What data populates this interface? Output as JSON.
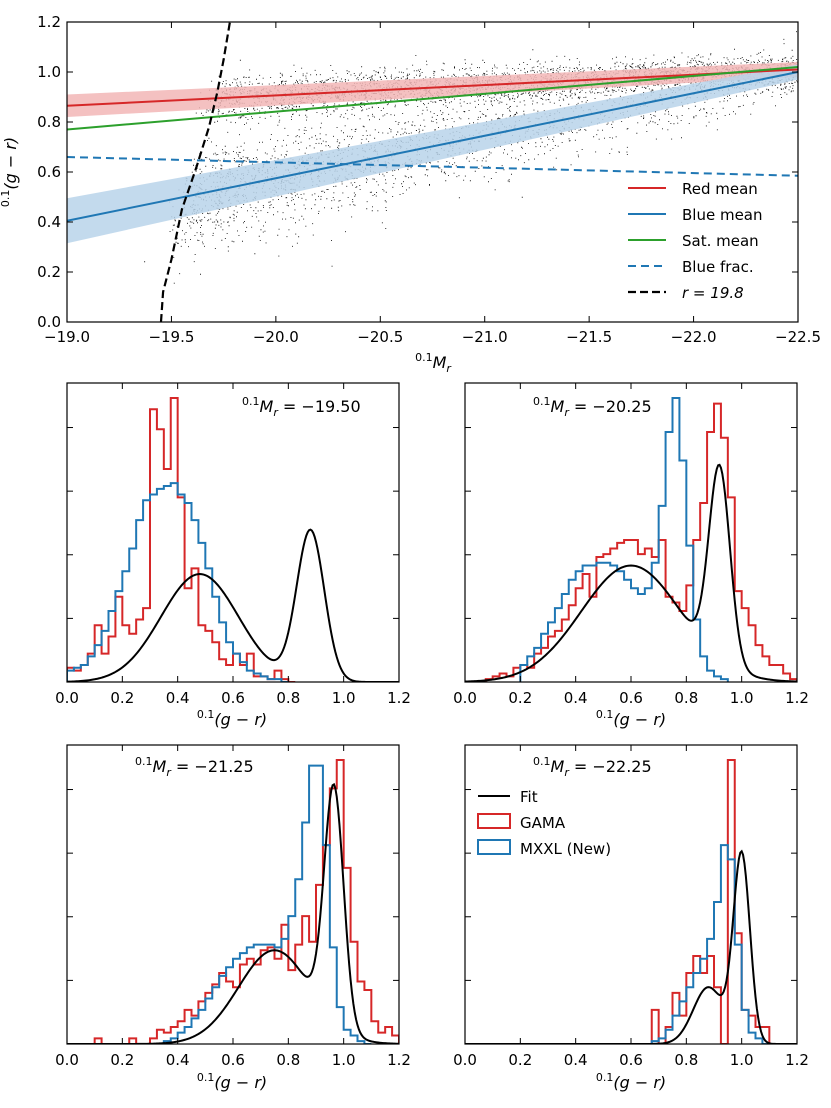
{
  "figure": {
    "title": ""
  },
  "chart_data": [
    {
      "id": "main",
      "type": "scatter",
      "xlabel_sup": "0.1",
      "xlabel_main": "M",
      "xlabel_sub": "r",
      "ylabel_sup": "0.1",
      "ylabel_main": "(g − r)",
      "xlim": [
        -19.0,
        -22.5
      ],
      "ylim": [
        0.0,
        1.2
      ],
      "xticks": [
        -19.0,
        -19.5,
        -20.0,
        -20.5,
        -21.0,
        -21.5,
        -22.0,
        -22.5
      ],
      "xtick_labels": [
        "−19.0",
        "−19.5",
        "−20.0",
        "−20.5",
        "−21.0",
        "−21.5",
        "−22.0",
        "−22.5"
      ],
      "yticks": [
        0.0,
        0.2,
        0.4,
        0.6,
        0.8,
        1.0,
        1.2
      ],
      "ytick_labels": [
        "0.0",
        "0.2",
        "0.4",
        "0.6",
        "0.8",
        "1.0",
        "1.2"
      ],
      "series": [
        {
          "name": "Red mean",
          "style": "solid",
          "color": "#d62728",
          "x": [
            -19.0,
            -22.5
          ],
          "y": [
            0.865,
            1.01
          ],
          "band_half_width": [
            0.045,
            0.03
          ]
        },
        {
          "name": "Blue mean",
          "style": "solid",
          "color": "#1f77b4",
          "x": [
            -19.0,
            -22.5
          ],
          "y": [
            0.405,
            1.0
          ],
          "band_half_width": [
            0.09,
            0.03
          ]
        },
        {
          "name": "Sat. mean",
          "style": "solid",
          "color": "#2ca02c",
          "x": [
            -19.0,
            -22.5
          ],
          "y": [
            0.77,
            1.02
          ]
        },
        {
          "name": "Blue frac.",
          "style": "dashed",
          "color": "#1f77b4",
          "x": [
            -19.0,
            -22.5
          ],
          "y": [
            0.66,
            0.585
          ]
        },
        {
          "name": "r = 19.8",
          "style": "dashed",
          "color": "#000000",
          "x": [
            -19.45,
            -19.46,
            -19.5,
            -19.55,
            -19.62,
            -19.68,
            -19.72,
            -19.75,
            -19.78
          ],
          "y": [
            0.0,
            0.12,
            0.25,
            0.45,
            0.62,
            0.78,
            0.92,
            1.05,
            1.2
          ]
        }
      ],
      "legend": {
        "position": "lower-right",
        "entries": [
          "Red mean",
          "Blue mean",
          "Sat. mean",
          "Blue frac.",
          "r = 19.8"
        ]
      },
      "legend_r_label": "r = 19.8",
      "scatter_note": "dense black point cloud of galaxies"
    },
    {
      "id": "h1",
      "type": "histogram",
      "annotation_sup": "0.1",
      "annotation_main": "M",
      "annotation_sub": "r",
      "annotation_value": " = −19.50",
      "xlabel_sup": "0.1",
      "xlabel_main": "(g − r)",
      "xlim": [
        0.0,
        1.2
      ],
      "ylim": [
        0,
        1.0
      ],
      "xticks": [
        0.0,
        0.2,
        0.4,
        0.6,
        0.8,
        1.0,
        1.2
      ],
      "xtick_labels": [
        "0.0",
        "0.2",
        "0.4",
        "0.6",
        "0.8",
        "1.0",
        "1.2"
      ],
      "bin_width": 0.025,
      "gama_bin_start": 0.0,
      "gama": [
        0.05,
        0.04,
        0.06,
        0.1,
        0.2,
        0.1,
        0.16,
        0.3,
        0.2,
        0.17,
        0.22,
        0.26,
        0.96,
        0.89,
        0.75,
        1.0,
        0.65,
        0.33,
        0.4,
        0.2,
        0.18,
        0.14,
        0.08,
        0.06,
        0.1,
        0.06,
        0.1,
        0.02,
        0.02,
        0.01,
        0.04,
        0.01,
        0.0
      ],
      "mxxl_bin_start": 0.0,
      "mxxl": [
        0.04,
        0.05,
        0.06,
        0.09,
        0.13,
        0.18,
        0.25,
        0.32,
        0.39,
        0.47,
        0.57,
        0.64,
        0.66,
        0.68,
        0.69,
        0.7,
        0.66,
        0.63,
        0.57,
        0.49,
        0.4,
        0.3,
        0.21,
        0.14,
        0.1,
        0.07,
        0.04,
        0.03,
        0.02,
        0.01,
        0.01,
        0.0
      ],
      "fit": {
        "components": [
          {
            "mu": 0.48,
            "sigma": 0.14,
            "amp": 0.38
          },
          {
            "mu": 0.88,
            "sigma": 0.05,
            "amp": 0.53
          }
        ]
      }
    },
    {
      "id": "h2",
      "type": "histogram",
      "annotation_sup": "0.1",
      "annotation_main": "M",
      "annotation_sub": "r",
      "annotation_value": " = −20.25",
      "xlabel_sup": "0.1",
      "xlabel_main": "(g − r)",
      "xlim": [
        0.0,
        1.2
      ],
      "ylim": [
        0,
        1.0
      ],
      "xticks": [
        0.0,
        0.2,
        0.4,
        0.6,
        0.8,
        1.0,
        1.2
      ],
      "xtick_labels": [
        "0.0",
        "0.2",
        "0.4",
        "0.6",
        "0.8",
        "1.0",
        "1.2"
      ],
      "bin_width": 0.025,
      "gama_bin_start": 0.0,
      "gama": [
        0.0,
        0.0,
        0.0,
        0.01,
        0.02,
        0.03,
        0.02,
        0.05,
        0.06,
        0.05,
        0.1,
        0.12,
        0.16,
        0.18,
        0.22,
        0.27,
        0.33,
        0.38,
        0.3,
        0.44,
        0.45,
        0.47,
        0.49,
        0.5,
        0.5,
        0.45,
        0.47,
        0.44,
        0.5,
        0.3,
        0.28,
        0.25,
        0.34,
        0.5,
        0.63,
        0.88,
        0.98,
        0.86,
        0.65,
        0.32,
        0.26,
        0.2,
        0.13,
        0.09,
        0.06,
        0.06,
        0.03,
        0.01
      ],
      "mxxl_bin_start": 0.2,
      "mxxl": [
        0.06,
        0.09,
        0.12,
        0.17,
        0.21,
        0.26,
        0.31,
        0.36,
        0.39,
        0.41,
        0.41,
        0.42,
        0.42,
        0.41,
        0.39,
        0.36,
        0.33,
        0.31,
        0.33,
        0.42,
        0.62,
        0.88,
        1.0,
        0.78,
        0.48,
        0.22,
        0.09,
        0.04,
        0.02,
        0.01
      ],
      "fit": {
        "components": [
          {
            "mu": 0.6,
            "sigma": 0.18,
            "amp": 0.41
          },
          {
            "mu": 0.92,
            "sigma": 0.038,
            "amp": 0.68
          }
        ]
      }
    },
    {
      "id": "h3",
      "type": "histogram",
      "annotation_sup": "0.1",
      "annotation_main": "M",
      "annotation_sub": "r",
      "annotation_value": " = −21.25",
      "xlabel_sup": "0.1",
      "xlabel_main": "(g − r)",
      "xlim": [
        0.0,
        1.2
      ],
      "ylim": [
        0,
        1.0
      ],
      "xticks": [
        0.0,
        0.2,
        0.4,
        0.6,
        0.8,
        1.0,
        1.2
      ],
      "xtick_labels": [
        "0.0",
        "0.2",
        "0.4",
        "0.6",
        "0.8",
        "1.0",
        "1.2"
      ],
      "bin_width": 0.025,
      "gama_bin_start": 0.1,
      "gama": [
        0.02,
        0.0,
        0.0,
        0.0,
        0.0,
        0.02,
        0.0,
        0.0,
        0.02,
        0.05,
        0.04,
        0.06,
        0.08,
        0.12,
        0.1,
        0.15,
        0.18,
        0.21,
        0.25,
        0.22,
        0.2,
        0.28,
        0.3,
        0.28,
        0.33,
        0.34,
        0.3,
        0.42,
        0.26,
        0.35,
        0.45,
        0.36,
        0.56,
        0.7,
        0.9,
        1.0,
        0.62,
        0.36,
        0.22,
        0.19,
        0.08,
        0.04,
        0.06,
        0.03
      ],
      "mxxl_bin_start": 0.35,
      "mxxl": [
        0.01,
        0.02,
        0.04,
        0.06,
        0.09,
        0.12,
        0.16,
        0.2,
        0.24,
        0.27,
        0.3,
        0.32,
        0.34,
        0.35,
        0.35,
        0.35,
        0.34,
        0.37,
        0.45,
        0.58,
        0.78,
        0.98,
        0.98,
        0.7,
        0.34,
        0.13,
        0.05,
        0.03,
        0.01,
        0.0
      ],
      "fit": {
        "components": [
          {
            "mu": 0.75,
            "sigma": 0.13,
            "amp": 0.33
          },
          {
            "mu": 0.965,
            "sigma": 0.035,
            "amp": 0.83
          }
        ]
      }
    },
    {
      "id": "h4",
      "type": "histogram",
      "annotation_sup": "0.1",
      "annotation_main": "M",
      "annotation_sub": "r",
      "annotation_value": " = −22.25",
      "xlabel_sup": "0.1",
      "xlabel_main": "(g − r)",
      "xlim": [
        0.0,
        1.2
      ],
      "ylim": [
        0,
        1.0
      ],
      "xticks": [
        0.0,
        0.2,
        0.4,
        0.6,
        0.8,
        1.0,
        1.2
      ],
      "xtick_labels": [
        "0.0",
        "0.2",
        "0.4",
        "0.6",
        "0.8",
        "1.0",
        "1.2"
      ],
      "bin_width": 0.025,
      "gama_bin_start": 0.675,
      "gama": [
        0.12,
        0.0,
        0.06,
        0.18,
        0.1,
        0.25,
        0.31,
        0.25,
        0.31,
        0.2,
        0.0,
        1.0,
        0.39,
        0.12,
        0.1,
        0.06,
        0.06
      ],
      "mxxl_bin_start": 0.65,
      "mxxl": [
        0.0,
        0.01,
        0.02,
        0.05,
        0.1,
        0.15,
        0.2,
        0.25,
        0.3,
        0.37,
        0.5,
        0.7,
        0.65,
        0.35,
        0.12,
        0.04,
        0.02,
        0.0
      ],
      "fit": {
        "components": [
          {
            "mu": 0.88,
            "sigma": 0.055,
            "amp": 0.2
          },
          {
            "mu": 1.0,
            "sigma": 0.03,
            "amp": 0.66
          }
        ]
      },
      "legend": {
        "position": "upper-left",
        "entries": [
          "Fit",
          "GAMA",
          "MXXL (New)"
        ]
      }
    }
  ],
  "colors": {
    "red": "#d62728",
    "blue": "#1f77b4",
    "green": "#2ca02c",
    "fill_red": "#f2b6b6",
    "fill_blue": "#b8d4ea",
    "black": "#000000"
  }
}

Problem to solve
Copy every line above that includes the string "position".

Exercise result
        "position": "lower-right",
        "position": "upper-left",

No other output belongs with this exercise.